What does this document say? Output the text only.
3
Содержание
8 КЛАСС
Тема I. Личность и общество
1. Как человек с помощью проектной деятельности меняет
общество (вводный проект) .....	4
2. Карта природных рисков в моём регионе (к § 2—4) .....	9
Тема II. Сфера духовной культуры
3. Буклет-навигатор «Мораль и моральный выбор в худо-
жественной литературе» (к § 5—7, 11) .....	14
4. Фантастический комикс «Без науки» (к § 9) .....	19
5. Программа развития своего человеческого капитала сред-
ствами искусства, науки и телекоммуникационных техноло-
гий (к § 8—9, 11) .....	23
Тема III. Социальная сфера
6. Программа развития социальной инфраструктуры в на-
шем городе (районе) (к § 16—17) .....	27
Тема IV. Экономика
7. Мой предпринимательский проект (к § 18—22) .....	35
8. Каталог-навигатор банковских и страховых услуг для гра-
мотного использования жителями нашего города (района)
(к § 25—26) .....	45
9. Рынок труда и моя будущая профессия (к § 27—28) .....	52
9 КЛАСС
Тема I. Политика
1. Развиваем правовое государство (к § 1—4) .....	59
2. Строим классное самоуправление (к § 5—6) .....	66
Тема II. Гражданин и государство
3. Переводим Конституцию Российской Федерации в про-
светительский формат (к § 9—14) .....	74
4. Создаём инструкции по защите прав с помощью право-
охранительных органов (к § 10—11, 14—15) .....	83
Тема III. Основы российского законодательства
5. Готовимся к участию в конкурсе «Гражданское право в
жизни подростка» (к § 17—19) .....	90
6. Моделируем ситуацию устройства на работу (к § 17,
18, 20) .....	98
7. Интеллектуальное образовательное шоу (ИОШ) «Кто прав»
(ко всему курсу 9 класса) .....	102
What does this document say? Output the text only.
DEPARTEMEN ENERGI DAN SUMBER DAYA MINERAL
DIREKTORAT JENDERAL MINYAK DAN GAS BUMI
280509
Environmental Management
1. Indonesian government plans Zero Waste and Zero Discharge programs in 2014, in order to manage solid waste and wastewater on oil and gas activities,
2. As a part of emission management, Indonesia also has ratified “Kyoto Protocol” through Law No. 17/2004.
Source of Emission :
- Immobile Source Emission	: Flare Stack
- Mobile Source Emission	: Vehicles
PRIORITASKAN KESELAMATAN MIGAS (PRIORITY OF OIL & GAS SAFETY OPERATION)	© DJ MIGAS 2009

Objective:
Repeat all of the records above exactly as they appear.

Response:
What does this document say? Output the text only.
3
Содержание
8 КЛАСС
Тема I. Личность и общество
1. Как человек с помощью проектной деятельности меняет
общество (вводный проект) .....	4
2. Карта природных рисков в моём регионе (к § 2—4) .....	9
Тема II. Сфера духовной культуры
3. Буклет-навигатор «Мораль и моральный выбор в худо-
жественной литературе» (к § 5—7, 11) .....	14
4. Фантастический комикс «Без науки» (к § 9) .....	19
5. Программа развития своего человеческого капитала сред-
ствами искусства, науки и телекоммуникационных техноло-
гий (к § 8—9, 11) .....	23
Тема III. Социальная сфера
6. Программа развития социальной инфраструктуры в на-
шем городе (районе) (к § 16—17) .....	27
Тема IV. Экономика
7. Мой предпринимательский проект (к § 18—22) .....	35
8. Каталог-навигатор банковских и страховых услуг для гра-
мотного использования жителями нашего города (района)
(к § 25—26) .....	45
9. Рынок труда и моя будущая профессия (к § 27—28) .....	52
9 КЛАСС
Тема I. Политика
1. Развиваем правовое государство (к § 1—4) .....	59
2. Строим классное самоуправление (к § 5—6) .....	66
Тема II. Гражданин и государство
3. Переводим Конституцию Российской Федерации в про-
светительский формат (к § 9—14) .....	74
4. Создаём инструкции по защите прав с помощью право-
охранительных органов (к § 10—11, 14—15) .....	83
Тема III. Основы российского законодательства
5. Готовимся к участию в конкурсе «Гражданское право в
жизни подростка» (к § 17—19) .....	90
6. Моделируем ситуацию устройства на работу (к § 17,
18, 20) .....	98
7. Интеллектуальное образовательное шоу (ИОШ) «Кто прав»
(ко всему курсу 9 класса) .....	102
What does this document say? Output the text only.
DEPARTEMEN ENERGI DAN SUMBER DAYA MINERAL
DIREKTORAT JENDERAL MINYAK DAN GAS BUMI
280509
Environmental Management
1. Indonesian government plans Zero Waste and Zero Discharge programs in 2014, in order to manage solid waste and wastewater on oil and gas activities,
2. As a part of emission management, Indonesia also has ratified “Kyoto Protocol” through Law No. 17/2004.
Source of Emission :
- Immobile Source Emission	: Flare Stack
- Mobile Source Emission	: Vehicles
PRIORITASKAN KESELAMATAN MIGAS (PRIORITY OF OIL & GAS SAFETY OPERATION)	© DJ MIGAS 2009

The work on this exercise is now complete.